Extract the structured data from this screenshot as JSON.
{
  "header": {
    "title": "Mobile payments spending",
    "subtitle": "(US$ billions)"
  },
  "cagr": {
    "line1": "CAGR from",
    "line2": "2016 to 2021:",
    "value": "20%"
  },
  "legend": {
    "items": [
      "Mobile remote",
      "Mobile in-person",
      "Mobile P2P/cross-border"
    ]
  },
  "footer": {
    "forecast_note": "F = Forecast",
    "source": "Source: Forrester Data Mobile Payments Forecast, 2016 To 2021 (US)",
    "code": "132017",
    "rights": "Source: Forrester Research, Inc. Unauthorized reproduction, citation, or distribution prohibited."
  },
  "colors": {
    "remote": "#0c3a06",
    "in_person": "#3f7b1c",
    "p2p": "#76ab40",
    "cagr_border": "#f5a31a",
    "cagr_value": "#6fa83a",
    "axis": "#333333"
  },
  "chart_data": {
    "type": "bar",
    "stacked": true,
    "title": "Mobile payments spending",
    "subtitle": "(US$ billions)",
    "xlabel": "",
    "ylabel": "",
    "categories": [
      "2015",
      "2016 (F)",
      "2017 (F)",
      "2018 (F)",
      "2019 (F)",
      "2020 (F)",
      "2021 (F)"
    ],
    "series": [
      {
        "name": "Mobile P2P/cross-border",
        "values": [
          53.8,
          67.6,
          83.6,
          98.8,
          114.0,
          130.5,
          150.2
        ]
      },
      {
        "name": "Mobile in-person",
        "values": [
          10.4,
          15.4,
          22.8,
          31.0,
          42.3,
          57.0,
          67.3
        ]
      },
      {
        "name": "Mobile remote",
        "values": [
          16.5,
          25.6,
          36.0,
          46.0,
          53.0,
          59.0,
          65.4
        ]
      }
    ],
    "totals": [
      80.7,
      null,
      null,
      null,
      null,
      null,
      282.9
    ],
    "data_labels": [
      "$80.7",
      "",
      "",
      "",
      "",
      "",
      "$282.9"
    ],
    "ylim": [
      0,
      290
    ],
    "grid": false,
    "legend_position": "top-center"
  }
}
* * *
**GIVEN REQUEST**
Copy every line of the material, please, keeping it exactly the same.

**THE OUTPUT**
Extract the structured data from this screenshot as JSON.
{
  "header": {
    "title": "Mobile payments spending",
    "subtitle": "(US$ billions)"
  },
  "cagr": {
    "line1": "CAGR from",
    "line2": "2016 to 2021:",
    "value": "20%"
  },
  "legend": {
    "items": [
      "Mobile remote",
      "Mobile in-person",
      "Mobile P2P/cross-border"
    ]
  },
  "footer": {
    "forecast_note": "F = Forecast",
    "source": "Source: Forrester Data Mobile Payments Forecast, 2016 To 2021 (US)",
    "code": "132017",
    "rights": "Source: Forrester Research, Inc. Unauthorized reproduction, citation, or distribution prohibited."
  },
  "colors": {
    "remote": "#0c3a06",
    "in_person": "#3f7b1c",
    "p2p": "#76ab40",
    "cagr_border": "#f5a31a",
    "cagr_value": "#6fa83a",
    "axis": "#333333"
  },
  "chart_data": {
    "type": "bar",
    "stacked": true,
    "title": "Mobile payments spending",
    "subtitle": "(US$ billions)",
    "xlabel": "",
    "ylabel": "",
    "categories": [
      "2015",
      "2016 (F)",
      "2017 (F)",
      "2018 (F)",
      "2019 (F)",
      "2020 (F)",
      "2021 (F)"
    ],
    "series": [
      {
        "name": "Mobile P2P/cross-border",
        "values": [
          53.8,
          67.6,
          83.6,
          98.8,
          114.0,
          130.5,
          150.2
        ]
      },
      {
        "name": "Mobile in-person",
        "values": [
          10.4,
          15.4,
          22.8,
          31.0,
          42.3,
          57.0,
          67.3
        ]
      },
      {
        "name": "Mobile remote",
        "values": [
          16.5,
          25.6,
          36.0,
          46.0,
          53.0,
          59.0,
          65.4
        ]
      }
    ],
    "totals": [
      80.7,
      null,
      null,
      null,
      null,
      null,
      282.9
    ],
    "data_labels": [
      "$80.7",
      "",
      "",
      "",
      "",
      "",
      "$282.9"
    ],
    "ylim": [
      0,
      290
    ],
    "grid": false,
    "legend_position": "top-center"
  }
}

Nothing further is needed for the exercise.